* _Data for processing_:
- - -
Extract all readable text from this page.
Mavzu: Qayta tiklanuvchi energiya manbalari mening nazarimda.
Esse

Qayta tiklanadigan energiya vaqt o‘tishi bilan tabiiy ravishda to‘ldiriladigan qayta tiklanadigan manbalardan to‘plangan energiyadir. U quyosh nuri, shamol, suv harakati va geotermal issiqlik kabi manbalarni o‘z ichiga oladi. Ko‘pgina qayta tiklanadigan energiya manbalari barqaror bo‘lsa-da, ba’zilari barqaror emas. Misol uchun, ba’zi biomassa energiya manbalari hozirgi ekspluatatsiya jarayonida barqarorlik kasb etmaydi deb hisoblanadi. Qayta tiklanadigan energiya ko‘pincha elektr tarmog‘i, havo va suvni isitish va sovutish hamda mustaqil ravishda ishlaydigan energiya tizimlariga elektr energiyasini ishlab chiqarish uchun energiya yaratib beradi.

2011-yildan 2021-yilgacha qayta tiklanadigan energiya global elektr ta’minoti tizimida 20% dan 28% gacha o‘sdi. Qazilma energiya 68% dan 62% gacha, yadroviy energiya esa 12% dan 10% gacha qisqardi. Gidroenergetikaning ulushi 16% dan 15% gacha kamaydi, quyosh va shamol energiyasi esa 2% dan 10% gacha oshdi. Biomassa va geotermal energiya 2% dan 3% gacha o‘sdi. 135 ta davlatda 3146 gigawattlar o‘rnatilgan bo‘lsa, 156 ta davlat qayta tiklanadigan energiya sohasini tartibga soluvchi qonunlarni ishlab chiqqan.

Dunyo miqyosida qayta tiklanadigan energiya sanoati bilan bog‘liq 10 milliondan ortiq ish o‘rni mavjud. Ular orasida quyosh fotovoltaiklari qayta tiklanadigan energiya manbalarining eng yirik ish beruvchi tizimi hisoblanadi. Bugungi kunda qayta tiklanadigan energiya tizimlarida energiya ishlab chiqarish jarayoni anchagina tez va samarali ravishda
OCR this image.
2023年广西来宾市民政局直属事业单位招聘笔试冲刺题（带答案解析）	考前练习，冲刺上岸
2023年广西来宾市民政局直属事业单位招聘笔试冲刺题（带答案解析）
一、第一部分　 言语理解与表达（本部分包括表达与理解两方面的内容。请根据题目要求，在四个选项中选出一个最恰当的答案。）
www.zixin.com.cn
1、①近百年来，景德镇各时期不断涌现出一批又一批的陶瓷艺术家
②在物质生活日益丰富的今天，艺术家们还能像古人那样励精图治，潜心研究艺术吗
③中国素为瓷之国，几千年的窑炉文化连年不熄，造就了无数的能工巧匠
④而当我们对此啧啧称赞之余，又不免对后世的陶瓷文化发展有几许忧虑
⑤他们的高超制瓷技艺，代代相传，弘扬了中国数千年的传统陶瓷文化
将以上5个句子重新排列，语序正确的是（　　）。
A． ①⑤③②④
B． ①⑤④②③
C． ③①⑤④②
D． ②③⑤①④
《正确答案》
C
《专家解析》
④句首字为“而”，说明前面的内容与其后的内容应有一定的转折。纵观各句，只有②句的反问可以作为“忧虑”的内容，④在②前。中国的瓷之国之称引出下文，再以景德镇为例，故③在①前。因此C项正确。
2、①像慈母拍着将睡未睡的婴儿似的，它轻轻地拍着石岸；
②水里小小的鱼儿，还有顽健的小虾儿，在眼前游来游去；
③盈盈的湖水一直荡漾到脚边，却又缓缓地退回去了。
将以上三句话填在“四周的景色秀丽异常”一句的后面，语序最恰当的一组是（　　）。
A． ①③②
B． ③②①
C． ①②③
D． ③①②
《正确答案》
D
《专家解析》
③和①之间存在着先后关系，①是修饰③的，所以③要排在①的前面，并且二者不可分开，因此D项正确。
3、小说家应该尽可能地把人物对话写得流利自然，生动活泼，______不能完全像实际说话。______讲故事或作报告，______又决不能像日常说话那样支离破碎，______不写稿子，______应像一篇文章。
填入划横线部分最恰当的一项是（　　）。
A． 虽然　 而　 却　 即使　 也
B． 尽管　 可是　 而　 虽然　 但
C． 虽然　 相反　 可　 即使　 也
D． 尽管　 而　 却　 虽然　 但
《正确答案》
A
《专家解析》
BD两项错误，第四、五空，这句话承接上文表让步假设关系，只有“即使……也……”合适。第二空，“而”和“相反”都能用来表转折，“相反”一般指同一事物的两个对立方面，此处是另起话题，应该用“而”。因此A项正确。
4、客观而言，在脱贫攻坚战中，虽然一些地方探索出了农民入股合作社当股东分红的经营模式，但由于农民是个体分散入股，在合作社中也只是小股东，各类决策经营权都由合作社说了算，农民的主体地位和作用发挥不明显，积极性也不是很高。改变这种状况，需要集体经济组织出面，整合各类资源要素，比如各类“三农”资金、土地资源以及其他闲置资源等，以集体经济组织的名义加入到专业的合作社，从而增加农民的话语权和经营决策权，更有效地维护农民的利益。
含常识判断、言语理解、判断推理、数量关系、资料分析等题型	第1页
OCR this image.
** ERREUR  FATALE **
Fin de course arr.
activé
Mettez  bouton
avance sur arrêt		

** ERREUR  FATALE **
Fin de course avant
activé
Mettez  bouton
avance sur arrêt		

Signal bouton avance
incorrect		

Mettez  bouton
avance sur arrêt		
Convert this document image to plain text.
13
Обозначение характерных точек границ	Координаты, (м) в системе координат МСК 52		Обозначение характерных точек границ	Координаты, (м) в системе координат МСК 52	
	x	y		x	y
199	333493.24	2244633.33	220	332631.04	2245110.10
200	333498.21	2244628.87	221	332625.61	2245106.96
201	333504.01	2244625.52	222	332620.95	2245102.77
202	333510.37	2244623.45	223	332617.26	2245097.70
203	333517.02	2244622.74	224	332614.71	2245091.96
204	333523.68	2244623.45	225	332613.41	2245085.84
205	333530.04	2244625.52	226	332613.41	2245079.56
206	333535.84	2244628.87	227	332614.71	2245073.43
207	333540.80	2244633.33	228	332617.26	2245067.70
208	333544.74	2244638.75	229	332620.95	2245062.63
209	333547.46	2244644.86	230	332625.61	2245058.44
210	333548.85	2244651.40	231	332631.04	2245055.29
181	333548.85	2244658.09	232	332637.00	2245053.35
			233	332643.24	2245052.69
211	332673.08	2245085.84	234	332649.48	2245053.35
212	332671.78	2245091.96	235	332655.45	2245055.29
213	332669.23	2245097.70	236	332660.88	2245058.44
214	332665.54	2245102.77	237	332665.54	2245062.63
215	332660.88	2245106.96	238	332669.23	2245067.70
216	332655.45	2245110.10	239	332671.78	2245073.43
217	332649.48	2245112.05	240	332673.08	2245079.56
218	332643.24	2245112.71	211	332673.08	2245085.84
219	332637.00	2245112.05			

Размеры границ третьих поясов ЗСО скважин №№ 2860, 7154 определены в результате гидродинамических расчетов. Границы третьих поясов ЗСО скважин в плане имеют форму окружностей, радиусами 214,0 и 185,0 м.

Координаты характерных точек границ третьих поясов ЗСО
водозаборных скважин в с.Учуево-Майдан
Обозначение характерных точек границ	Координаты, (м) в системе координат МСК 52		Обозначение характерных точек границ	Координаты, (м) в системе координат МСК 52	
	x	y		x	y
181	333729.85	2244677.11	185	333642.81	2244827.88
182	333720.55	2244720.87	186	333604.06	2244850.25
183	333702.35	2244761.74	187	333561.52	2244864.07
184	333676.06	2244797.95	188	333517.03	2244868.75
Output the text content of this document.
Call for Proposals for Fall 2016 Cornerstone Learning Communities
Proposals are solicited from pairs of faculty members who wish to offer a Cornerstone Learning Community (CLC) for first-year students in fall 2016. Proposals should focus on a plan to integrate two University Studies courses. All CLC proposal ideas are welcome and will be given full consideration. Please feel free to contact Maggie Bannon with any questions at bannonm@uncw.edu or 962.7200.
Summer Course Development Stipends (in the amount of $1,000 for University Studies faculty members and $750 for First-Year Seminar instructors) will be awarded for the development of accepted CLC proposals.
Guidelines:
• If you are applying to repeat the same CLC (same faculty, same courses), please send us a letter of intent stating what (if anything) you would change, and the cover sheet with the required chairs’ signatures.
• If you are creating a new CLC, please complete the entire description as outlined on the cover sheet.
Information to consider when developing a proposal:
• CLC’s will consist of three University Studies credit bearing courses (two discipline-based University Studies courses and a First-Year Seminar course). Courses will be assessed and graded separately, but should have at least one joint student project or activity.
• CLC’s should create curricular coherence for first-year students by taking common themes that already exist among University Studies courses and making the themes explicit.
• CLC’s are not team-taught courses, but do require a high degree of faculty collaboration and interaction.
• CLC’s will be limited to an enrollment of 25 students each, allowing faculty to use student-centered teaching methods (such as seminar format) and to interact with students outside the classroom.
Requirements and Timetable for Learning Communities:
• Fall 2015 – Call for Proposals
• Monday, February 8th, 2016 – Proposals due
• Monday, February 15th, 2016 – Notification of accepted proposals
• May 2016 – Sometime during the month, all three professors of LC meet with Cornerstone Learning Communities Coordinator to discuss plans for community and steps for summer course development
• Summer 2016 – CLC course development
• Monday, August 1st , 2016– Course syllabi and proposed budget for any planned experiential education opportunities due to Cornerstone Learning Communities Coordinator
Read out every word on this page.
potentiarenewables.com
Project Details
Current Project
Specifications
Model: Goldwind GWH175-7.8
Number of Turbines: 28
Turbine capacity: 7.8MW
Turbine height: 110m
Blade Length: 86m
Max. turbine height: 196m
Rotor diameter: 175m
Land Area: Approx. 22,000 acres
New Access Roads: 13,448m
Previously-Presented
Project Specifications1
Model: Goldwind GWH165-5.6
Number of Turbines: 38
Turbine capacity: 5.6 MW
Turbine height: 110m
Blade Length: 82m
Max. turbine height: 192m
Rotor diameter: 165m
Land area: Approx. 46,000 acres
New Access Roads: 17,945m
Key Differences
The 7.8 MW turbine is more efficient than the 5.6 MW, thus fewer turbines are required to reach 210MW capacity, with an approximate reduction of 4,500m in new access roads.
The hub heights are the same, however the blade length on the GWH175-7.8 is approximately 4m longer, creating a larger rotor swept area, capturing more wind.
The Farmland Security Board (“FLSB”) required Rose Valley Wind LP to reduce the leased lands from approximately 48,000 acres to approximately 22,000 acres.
- - -
* _Task to carry out_:
Where a line in the material contains "Model", copy that line.

* _Solution to this task_:
Model: Goldwind GWH175-7.8
Model: Goldwind GWH165-5.6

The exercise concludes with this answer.